(Data entries)

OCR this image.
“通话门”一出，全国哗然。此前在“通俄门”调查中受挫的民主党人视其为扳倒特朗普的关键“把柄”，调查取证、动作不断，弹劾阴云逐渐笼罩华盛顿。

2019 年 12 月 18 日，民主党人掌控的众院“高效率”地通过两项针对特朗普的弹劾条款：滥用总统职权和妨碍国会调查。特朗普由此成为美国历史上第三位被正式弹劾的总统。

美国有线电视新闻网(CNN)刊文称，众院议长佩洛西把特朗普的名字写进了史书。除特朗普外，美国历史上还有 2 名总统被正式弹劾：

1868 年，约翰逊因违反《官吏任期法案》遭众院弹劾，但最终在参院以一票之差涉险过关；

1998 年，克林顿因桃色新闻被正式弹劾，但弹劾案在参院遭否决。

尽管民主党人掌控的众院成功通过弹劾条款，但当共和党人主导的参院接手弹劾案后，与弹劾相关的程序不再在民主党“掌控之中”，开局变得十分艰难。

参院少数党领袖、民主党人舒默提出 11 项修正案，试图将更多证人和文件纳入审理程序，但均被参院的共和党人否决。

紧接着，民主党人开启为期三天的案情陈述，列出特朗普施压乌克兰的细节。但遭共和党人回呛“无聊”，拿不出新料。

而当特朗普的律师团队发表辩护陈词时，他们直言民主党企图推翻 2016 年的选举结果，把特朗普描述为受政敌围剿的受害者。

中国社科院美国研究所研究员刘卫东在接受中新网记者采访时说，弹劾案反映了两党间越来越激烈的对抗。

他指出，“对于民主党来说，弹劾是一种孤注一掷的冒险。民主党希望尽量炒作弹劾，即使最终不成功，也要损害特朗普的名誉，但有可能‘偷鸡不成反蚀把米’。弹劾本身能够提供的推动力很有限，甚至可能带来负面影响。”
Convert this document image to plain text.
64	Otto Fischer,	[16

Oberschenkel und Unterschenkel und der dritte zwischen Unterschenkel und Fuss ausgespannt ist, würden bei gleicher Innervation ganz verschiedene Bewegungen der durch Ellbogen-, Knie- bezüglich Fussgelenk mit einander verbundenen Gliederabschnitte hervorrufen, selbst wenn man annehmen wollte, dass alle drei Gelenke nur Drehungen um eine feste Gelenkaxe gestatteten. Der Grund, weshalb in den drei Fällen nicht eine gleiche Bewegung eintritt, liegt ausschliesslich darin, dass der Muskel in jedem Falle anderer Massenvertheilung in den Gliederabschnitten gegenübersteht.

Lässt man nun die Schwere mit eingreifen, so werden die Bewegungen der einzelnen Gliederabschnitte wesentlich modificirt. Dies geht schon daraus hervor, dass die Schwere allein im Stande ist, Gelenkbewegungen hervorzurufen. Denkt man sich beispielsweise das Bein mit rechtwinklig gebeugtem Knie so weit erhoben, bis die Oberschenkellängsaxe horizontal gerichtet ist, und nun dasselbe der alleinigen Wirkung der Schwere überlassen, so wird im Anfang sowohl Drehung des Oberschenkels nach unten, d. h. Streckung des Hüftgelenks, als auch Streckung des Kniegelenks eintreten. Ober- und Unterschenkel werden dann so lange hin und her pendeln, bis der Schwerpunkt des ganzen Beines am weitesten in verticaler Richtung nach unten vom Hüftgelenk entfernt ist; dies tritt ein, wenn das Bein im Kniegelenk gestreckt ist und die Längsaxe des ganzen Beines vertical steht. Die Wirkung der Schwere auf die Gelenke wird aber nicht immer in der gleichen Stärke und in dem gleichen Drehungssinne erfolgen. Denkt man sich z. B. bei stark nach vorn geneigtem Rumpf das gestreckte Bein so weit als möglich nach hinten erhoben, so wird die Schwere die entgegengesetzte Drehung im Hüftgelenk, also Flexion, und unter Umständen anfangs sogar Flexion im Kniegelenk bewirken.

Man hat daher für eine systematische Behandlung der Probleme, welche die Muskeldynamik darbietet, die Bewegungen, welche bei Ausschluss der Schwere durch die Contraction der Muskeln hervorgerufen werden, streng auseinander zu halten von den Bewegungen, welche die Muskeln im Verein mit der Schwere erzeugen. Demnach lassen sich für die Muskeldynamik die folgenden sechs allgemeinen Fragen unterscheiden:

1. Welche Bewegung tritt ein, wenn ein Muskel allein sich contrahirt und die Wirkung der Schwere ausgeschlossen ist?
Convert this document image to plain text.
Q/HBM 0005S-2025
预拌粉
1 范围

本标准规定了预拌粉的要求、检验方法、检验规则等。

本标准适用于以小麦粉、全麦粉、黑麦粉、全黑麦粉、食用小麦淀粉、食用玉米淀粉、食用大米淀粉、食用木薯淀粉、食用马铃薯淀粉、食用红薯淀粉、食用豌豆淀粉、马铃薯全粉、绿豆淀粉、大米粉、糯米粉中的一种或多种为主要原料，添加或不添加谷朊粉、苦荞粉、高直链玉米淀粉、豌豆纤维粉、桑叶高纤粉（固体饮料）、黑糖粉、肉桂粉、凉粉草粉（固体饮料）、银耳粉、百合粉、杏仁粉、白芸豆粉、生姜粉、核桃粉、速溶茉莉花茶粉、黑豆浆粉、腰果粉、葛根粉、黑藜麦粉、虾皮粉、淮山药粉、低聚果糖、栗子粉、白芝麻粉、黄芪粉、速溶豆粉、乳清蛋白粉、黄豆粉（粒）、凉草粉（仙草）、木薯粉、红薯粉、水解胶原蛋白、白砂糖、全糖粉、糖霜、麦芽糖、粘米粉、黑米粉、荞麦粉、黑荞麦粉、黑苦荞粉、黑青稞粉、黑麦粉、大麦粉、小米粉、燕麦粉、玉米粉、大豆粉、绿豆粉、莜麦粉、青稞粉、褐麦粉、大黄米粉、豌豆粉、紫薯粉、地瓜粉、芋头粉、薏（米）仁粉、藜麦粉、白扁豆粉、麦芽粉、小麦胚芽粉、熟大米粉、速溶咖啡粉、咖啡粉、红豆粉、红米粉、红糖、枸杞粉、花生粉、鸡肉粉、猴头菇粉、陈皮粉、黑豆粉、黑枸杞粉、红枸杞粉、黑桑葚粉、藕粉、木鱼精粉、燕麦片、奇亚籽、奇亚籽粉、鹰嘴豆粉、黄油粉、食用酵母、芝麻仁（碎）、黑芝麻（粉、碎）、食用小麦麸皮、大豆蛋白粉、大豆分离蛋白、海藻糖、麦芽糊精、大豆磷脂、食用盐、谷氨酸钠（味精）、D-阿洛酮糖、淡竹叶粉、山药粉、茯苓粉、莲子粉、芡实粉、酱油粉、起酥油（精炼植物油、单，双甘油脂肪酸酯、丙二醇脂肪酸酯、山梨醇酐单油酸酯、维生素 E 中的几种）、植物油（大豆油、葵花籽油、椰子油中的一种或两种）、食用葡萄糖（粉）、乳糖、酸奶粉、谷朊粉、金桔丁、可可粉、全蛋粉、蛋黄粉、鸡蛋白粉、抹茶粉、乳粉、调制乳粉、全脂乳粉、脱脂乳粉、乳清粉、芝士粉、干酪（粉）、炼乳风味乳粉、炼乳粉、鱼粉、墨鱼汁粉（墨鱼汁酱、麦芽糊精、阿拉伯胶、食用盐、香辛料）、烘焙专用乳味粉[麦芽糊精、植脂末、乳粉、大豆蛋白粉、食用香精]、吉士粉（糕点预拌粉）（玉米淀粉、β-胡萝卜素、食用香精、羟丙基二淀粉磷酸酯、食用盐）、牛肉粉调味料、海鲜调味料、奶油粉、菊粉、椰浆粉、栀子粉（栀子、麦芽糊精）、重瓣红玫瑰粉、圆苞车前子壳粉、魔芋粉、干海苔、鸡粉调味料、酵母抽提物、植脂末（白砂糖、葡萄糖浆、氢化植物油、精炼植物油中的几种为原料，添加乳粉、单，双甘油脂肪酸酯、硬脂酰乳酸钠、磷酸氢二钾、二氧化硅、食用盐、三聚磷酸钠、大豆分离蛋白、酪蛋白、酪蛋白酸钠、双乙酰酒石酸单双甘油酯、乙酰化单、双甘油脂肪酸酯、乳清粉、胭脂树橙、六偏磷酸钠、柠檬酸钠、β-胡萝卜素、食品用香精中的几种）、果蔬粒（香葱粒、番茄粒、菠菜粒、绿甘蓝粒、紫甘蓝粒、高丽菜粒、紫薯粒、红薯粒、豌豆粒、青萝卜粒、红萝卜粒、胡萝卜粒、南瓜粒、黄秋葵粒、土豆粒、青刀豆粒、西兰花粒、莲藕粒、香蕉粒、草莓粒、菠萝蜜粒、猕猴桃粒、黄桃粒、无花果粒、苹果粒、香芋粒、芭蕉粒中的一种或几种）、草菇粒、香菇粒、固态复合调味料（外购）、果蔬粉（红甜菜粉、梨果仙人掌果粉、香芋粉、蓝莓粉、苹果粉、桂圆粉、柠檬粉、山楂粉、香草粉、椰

Objective:
Return every line in the listing that contains the word "allein".

Result:
Lässt man nun die Schwere mit eingreifen, so werden die Bewegungen der einzelnen Gliederabschnitte wesentlich modificirt. Dies geht schon daraus hervor, dass die Schwere allein im Stande ist, Gelenkbewegungen hervorzurufen. Denkt man sich beispielsweise das Bein mit rechtwinklig gebeugtem Knie so weit erhoben, bis die Oberschenkellängsaxe horizontal gerichtet ist, und nun dasselbe der alleinigen Wirkung der Schwere überlassen, so wird im Anfang sowohl Drehung des Oberschenkels nach unten, d. h. Streckung des Hüftgelenks, als auch Streckung des Kniegelenks eintreten. Ober- und Unterschenkel werden dann so lange hin und her pendeln, bis der Schwerpunkt des ganzen Beines am weitesten in verticaler Richtung nach unten vom Hüftgelenk entfernt ist; dies tritt ein, wenn das Bein im Kniegelenk gestreckt ist und die Längsaxe des ganzen Beines vertical steht. Die Wirkung der Schwere auf die Gelenke wird aber nicht immer in der gleichen Stärke und in dem gleichen Drehungssinne erfolgen. Denkt man sich z. B. bei stark nach vorn geneigtem Rumpf das gestreckte Bein so weit als möglich nach hinten erhoben, so wird die Schwere die entgegengesetzte Drehung im Hüftgelenk, also Flexion, und unter Umständen anfangs sogar Flexion im Kniegelenk bewirken.
1. Welche Bewegung tritt ein, wenn ein Muskel allein sich contrahirt und die Wirkung der Schwere ausgeschlossen ist?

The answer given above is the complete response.